* Given instruction
In full and without alteration, repeat the material.

# Start of Data records

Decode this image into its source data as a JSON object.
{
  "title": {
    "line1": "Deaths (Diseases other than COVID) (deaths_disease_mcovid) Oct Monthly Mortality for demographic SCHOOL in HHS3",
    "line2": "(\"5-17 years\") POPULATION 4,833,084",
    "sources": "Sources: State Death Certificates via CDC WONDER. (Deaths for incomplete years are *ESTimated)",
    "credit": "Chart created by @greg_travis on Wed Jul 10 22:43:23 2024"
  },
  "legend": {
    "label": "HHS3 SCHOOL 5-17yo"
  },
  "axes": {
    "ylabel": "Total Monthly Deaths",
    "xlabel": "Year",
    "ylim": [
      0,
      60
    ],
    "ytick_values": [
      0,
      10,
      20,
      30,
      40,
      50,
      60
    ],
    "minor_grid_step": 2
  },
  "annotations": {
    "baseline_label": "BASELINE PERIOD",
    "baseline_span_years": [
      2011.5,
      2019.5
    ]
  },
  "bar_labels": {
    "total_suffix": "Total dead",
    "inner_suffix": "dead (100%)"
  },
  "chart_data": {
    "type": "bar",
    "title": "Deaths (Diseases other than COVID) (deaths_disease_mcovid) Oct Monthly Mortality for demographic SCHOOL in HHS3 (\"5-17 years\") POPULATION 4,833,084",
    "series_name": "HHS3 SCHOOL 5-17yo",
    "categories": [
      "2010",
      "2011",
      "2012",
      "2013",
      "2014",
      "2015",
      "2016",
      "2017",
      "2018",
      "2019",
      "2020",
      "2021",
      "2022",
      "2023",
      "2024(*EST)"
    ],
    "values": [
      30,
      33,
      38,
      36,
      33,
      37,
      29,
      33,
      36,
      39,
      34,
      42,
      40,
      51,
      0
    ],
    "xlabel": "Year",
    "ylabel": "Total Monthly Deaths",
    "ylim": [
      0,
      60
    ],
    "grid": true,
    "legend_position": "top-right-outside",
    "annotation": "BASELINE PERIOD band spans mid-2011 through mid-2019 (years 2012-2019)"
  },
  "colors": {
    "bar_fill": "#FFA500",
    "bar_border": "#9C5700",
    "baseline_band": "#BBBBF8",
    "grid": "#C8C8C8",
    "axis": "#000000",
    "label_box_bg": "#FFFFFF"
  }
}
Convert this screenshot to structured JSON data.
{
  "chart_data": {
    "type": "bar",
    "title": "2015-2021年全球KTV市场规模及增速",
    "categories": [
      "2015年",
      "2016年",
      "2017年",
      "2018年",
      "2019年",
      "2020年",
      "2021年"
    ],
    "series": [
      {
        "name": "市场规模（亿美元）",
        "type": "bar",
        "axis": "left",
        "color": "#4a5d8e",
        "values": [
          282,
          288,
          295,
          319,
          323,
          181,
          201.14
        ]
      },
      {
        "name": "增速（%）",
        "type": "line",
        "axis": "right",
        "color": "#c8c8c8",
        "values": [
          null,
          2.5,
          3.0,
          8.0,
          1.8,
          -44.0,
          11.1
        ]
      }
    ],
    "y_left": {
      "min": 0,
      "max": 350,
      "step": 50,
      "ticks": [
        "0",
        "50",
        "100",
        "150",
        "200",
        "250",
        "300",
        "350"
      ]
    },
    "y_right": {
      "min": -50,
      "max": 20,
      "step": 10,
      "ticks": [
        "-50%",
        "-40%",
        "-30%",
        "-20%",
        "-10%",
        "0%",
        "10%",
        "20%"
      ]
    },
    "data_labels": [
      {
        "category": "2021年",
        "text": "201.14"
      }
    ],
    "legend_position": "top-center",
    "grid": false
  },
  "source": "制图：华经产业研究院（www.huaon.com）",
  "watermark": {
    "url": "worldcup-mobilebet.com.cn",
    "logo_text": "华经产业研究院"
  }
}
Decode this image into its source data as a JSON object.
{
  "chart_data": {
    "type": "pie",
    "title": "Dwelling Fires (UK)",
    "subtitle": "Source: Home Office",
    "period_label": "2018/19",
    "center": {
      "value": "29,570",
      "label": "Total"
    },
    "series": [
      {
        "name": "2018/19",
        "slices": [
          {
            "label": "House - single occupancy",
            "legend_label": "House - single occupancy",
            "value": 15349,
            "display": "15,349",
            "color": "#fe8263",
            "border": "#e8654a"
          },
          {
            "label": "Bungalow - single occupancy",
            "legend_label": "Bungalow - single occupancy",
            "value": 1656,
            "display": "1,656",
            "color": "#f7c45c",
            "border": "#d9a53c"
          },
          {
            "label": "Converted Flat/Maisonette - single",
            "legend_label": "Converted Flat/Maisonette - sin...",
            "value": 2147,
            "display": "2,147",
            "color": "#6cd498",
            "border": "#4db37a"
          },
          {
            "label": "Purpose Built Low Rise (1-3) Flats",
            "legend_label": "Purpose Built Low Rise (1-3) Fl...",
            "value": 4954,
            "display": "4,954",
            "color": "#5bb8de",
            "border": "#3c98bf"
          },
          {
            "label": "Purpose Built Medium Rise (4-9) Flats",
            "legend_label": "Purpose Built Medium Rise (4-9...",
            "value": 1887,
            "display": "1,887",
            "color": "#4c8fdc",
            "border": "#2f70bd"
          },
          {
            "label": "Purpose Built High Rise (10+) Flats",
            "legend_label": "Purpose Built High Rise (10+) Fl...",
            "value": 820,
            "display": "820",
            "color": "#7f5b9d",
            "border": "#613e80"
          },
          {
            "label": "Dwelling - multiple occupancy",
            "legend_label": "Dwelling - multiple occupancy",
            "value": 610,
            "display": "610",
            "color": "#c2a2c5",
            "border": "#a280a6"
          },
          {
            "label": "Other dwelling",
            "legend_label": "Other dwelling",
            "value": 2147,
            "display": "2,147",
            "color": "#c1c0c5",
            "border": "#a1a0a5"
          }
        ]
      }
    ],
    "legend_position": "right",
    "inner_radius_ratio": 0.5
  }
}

# End of Data records

* Expected answer
Decode this image into its source data as a JSON object.
{
  "title": {
    "line1": "Deaths (Diseases other than COVID) (deaths_disease_mcovid) Oct Monthly Mortality for demographic SCHOOL in HHS3",
    "line2": "(\"5-17 years\") POPULATION 4,833,084",
    "sources": "Sources: State Death Certificates via CDC WONDER. (Deaths for incomplete years are *ESTimated)",
    "credit": "Chart created by @greg_travis on Wed Jul 10 22:43:23 2024"
  },
  "legend": {
    "label": "HHS3 SCHOOL 5-17yo"
  },
  "axes": {
    "ylabel": "Total Monthly Deaths",
    "xlabel": "Year",
    "ylim": [
      0,
      60
    ],
    "ytick_values": [
      0,
      10,
      20,
      30,
      40,
      50,
      60
    ],
    "minor_grid_step": 2
  },
  "annotations": {
    "baseline_label": "BASELINE PERIOD",
    "baseline_span_years": [
      2011.5,
      2019.5
    ]
  },
  "bar_labels": {
    "total_suffix": "Total dead",
    "inner_suffix": "dead (100%)"
  },
  "chart_data": {
    "type": "bar",
    "title": "Deaths (Diseases other than COVID) (deaths_disease_mcovid) Oct Monthly Mortality for demographic SCHOOL in HHS3 (\"5-17 years\") POPULATION 4,833,084",
    "series_name": "HHS3 SCHOOL 5-17yo",
    "categories": [
      "2010",
      "2011",
      "2012",
      "2013",
      "2014",
      "2015",
      "2016",
      "2017",
      "2018",
      "2019",
      "2020",
      "2021",
      "2022",
      "2023",
      "2024(*EST)"
    ],
    "values": [
      30,
      33,
      38,
      36,
      33,
      37,
      29,
      33,
      36,
      39,
      34,
      42,
      40,
      51,
      0
    ],
    "xlabel": "Year",
    "ylabel": "Total Monthly Deaths",
    "ylim": [
      0,
      60
    ],
    "grid": true,
    "legend_position": "top-right-outside",
    "annotation": "BASELINE PERIOD band spans mid-2011 through mid-2019 (years 2012-2019)"
  },
  "colors": {
    "bar_fill": "#FFA500",
    "bar_border": "#9C5700",
    "baseline_band": "#BBBBF8",
    "grid": "#C8C8C8",
    "axis": "#000000",
    "label_box_bg": "#FFFFFF"
  }
}
Convert this screenshot to structured JSON data.
{
  "chart_data": {
    "type": "bar",
    "title": "2015-2021年全球KTV市场规模及增速",
    "categories": [
      "2015年",
      "2016年",
      "2017年",
      "2018年",
      "2019年",
      "2020年",
      "2021年"
    ],
    "series": [
      {
        "name": "市场规模（亿美元）",
        "type": "bar",
        "axis": "left",
        "color": "#4a5d8e",
        "values": [
          282,
          288,
          295,
          319,
          323,
          181,
          201.14
        ]
      },
      {
        "name": "增速（%）",
        "type": "line",
        "axis": "right",
        "color": "#c8c8c8",
        "values": [
          null,
          2.5,
          3.0,
          8.0,
          1.8,
          -44.0,
          11.1
        ]
      }
    ],
    "y_left": {
      "min": 0,
      "max": 350,
      "step": 50,
      "ticks": [
        "0",
        "50",
        "100",
        "150",
        "200",
        "250",
        "300",
        "350"
      ]
    },
    "y_right": {
      "min": -50,
      "max": 20,
      "step": 10,
      "ticks": [
        "-50%",
        "-40%",
        "-30%",
        "-20%",
        "-10%",
        "0%",
        "10%",
        "20%"
      ]
    },
    "data_labels": [
      {
        "category": "2021年",
        "text": "201.14"
      }
    ],
    "legend_position": "top-center",
    "grid": false
  },
  "source": "制图：华经产业研究院（www.huaon.com）",
  "watermark": {
    "url": "worldcup-mobilebet.com.cn",
    "logo_text": "华经产业研究院"
  }
}
Decode this image into its source data as a JSON object.
{
  "chart_data": {
    "type": "pie",
    "title": "Dwelling Fires (UK)",
    "subtitle": "Source: Home Office",
    "period_label": "2018/19",
    "center": {
      "value": "29,570",
      "label": "Total"
    },
    "series": [
      {
        "name": "2018/19",
        "slices": [
          {
            "label": "House - single occupancy",
            "legend_label": "House - single occupancy",
            "value": 15349,
            "display": "15,349",
            "color": "#fe8263",
            "border": "#e8654a"
          },
          {
            "label": "Bungalow - single occupancy",
            "legend_label": "Bungalow - single occupancy",
            "value": 1656,
            "display": "1,656",
            "color": "#f7c45c",
            "border": "#d9a53c"
          },
          {
            "label": "Converted Flat/Maisonette - single",
            "legend_label": "Converted Flat/Maisonette - sin...",
            "value": 2147,
            "display": "2,147",
            "color": "#6cd498",
            "border": "#4db37a"
          },
          {
            "label": "Purpose Built Low Rise (1-3) Flats",
            "legend_label": "Purpose Built Low Rise (1-3) Fl...",
            "value": 4954,
            "display": "4,954",
            "color": "#5bb8de",
            "border": "#3c98bf"
          },
          {
            "label": "Purpose Built Medium Rise (4-9) Flats",
            "legend_label": "Purpose Built Medium Rise (4-9...",
            "value": 1887,
            "display": "1,887",
            "color": "#4c8fdc",
            "border": "#2f70bd"
          },
          {
            "label": "Purpose Built High Rise (10+) Flats",
            "legend_label": "Purpose Built High Rise (10+) Fl...",
            "value": 820,
            "display": "820",
            "color": "#7f5b9d",
            "border": "#613e80"
          },
          {
            "label": "Dwelling - multiple occupancy",
            "legend_label": "Dwelling - multiple occupancy",
            "value": 610,
            "display": "610",
            "color": "#c2a2c5",
            "border": "#a280a6"
          },
          {
            "label": "Other dwelling",
            "legend_label": "Other dwelling",
            "value": 2147,
            "display": "2,147",
            "color": "#c1c0c5",
            "border": "#a1a0a5"
          }
        ]
      }
    ],
    "legend_position": "right",
    "inner_radius_ratio": 0.5
  }
}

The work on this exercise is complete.